[Stored data entries]
§

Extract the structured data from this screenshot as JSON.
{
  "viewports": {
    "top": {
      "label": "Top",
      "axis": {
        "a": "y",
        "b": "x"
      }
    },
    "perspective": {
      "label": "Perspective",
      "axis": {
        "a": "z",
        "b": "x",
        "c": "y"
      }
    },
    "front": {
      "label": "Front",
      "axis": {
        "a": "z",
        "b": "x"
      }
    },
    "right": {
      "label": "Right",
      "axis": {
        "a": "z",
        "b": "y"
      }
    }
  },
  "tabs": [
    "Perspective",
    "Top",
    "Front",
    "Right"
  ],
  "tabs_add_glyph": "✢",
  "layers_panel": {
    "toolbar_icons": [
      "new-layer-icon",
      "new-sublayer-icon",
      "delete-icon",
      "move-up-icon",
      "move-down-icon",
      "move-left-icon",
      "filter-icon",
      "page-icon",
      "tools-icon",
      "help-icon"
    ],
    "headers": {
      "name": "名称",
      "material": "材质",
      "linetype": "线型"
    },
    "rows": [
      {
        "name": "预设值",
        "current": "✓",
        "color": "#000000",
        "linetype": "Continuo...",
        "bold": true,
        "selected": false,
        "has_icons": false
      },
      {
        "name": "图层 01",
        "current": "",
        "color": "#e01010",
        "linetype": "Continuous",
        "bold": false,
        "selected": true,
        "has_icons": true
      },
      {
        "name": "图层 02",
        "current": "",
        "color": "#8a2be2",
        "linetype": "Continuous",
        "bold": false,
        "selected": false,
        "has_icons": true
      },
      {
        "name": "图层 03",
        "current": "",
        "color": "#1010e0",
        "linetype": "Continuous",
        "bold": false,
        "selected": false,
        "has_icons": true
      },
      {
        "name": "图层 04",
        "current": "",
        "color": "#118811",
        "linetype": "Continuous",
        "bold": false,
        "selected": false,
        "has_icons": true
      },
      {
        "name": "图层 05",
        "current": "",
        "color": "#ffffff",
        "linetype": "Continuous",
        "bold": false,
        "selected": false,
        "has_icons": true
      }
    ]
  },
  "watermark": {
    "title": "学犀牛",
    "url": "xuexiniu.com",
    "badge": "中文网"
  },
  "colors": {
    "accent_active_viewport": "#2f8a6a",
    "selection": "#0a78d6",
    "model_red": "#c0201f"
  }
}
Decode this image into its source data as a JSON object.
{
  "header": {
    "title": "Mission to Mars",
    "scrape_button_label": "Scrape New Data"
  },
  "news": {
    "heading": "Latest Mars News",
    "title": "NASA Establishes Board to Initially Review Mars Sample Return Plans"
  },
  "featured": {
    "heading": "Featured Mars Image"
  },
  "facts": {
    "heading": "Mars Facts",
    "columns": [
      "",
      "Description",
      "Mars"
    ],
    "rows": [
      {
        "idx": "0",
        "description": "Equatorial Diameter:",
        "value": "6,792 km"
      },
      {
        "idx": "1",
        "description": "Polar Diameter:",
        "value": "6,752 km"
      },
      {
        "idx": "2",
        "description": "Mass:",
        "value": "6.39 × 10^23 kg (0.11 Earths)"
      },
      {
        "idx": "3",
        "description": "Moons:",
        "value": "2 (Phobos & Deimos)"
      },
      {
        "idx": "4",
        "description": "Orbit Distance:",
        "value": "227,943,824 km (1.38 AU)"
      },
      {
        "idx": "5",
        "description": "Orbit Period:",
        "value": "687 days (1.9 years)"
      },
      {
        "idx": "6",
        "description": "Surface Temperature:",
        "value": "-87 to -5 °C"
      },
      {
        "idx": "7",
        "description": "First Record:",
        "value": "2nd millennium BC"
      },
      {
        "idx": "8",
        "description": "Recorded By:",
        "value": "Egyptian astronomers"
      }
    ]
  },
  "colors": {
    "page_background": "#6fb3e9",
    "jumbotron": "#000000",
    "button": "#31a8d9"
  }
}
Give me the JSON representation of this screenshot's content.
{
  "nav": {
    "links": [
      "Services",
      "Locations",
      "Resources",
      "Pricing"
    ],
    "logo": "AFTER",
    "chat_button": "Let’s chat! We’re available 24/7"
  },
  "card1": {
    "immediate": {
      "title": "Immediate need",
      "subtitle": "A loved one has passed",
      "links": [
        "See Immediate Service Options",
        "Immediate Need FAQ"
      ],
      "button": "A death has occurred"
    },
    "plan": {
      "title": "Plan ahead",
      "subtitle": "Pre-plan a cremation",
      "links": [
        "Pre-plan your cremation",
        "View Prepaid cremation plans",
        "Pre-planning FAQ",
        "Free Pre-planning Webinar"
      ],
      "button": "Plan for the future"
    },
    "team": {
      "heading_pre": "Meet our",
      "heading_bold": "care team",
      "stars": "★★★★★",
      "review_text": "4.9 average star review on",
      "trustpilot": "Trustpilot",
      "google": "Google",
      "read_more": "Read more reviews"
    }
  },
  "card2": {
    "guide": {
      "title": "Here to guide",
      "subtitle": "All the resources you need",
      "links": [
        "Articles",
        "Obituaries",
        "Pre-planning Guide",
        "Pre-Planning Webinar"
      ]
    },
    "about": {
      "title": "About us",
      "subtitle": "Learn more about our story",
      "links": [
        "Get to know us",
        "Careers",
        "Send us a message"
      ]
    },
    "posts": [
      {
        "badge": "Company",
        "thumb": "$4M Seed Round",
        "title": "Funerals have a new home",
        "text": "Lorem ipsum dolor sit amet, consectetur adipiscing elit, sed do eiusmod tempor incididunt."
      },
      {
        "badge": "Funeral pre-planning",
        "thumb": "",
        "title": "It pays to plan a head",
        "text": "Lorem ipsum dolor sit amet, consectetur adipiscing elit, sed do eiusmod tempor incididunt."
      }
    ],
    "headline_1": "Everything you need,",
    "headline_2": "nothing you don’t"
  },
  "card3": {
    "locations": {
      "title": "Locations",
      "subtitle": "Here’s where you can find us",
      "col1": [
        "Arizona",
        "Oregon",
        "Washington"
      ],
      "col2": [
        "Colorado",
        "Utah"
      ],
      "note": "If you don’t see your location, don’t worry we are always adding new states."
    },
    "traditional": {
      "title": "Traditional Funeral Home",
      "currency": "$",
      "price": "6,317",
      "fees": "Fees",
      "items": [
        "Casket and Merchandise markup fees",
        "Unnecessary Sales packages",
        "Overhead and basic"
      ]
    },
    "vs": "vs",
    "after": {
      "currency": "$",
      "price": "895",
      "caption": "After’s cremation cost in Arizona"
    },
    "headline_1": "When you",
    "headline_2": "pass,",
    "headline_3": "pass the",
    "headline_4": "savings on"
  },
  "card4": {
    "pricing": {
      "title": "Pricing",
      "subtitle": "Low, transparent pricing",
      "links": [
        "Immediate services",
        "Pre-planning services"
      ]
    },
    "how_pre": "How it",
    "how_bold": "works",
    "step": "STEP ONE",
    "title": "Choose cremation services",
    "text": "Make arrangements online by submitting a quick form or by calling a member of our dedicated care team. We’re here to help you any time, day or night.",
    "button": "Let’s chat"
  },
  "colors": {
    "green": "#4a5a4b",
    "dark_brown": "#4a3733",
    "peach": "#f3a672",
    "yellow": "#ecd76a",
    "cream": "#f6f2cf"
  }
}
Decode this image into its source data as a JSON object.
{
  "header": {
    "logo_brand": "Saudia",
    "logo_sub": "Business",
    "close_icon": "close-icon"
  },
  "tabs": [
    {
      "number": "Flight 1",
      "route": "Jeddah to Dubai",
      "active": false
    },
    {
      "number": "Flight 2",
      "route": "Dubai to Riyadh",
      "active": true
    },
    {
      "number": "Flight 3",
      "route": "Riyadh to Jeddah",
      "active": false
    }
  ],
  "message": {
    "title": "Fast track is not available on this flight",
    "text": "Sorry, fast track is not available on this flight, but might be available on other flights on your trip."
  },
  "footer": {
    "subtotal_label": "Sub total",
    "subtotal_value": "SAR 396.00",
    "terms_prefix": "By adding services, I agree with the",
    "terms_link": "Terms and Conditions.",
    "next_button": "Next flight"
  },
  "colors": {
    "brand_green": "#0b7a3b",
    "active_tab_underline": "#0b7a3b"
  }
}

§

WRITTEN PROBLEM: Copy, from the material, each line that holds the string "subtitle".

ANSWER TO THE PROBLEM:
      "subtitle": "A loved one has passed",
      "subtitle": "Pre-plan a cremation",
      "subtitle": "All the resources you need",
      "subtitle": "Learn more about our story",
      "subtitle": "Here’s where you can find us",
      "subtitle": "Low, transparent pricing",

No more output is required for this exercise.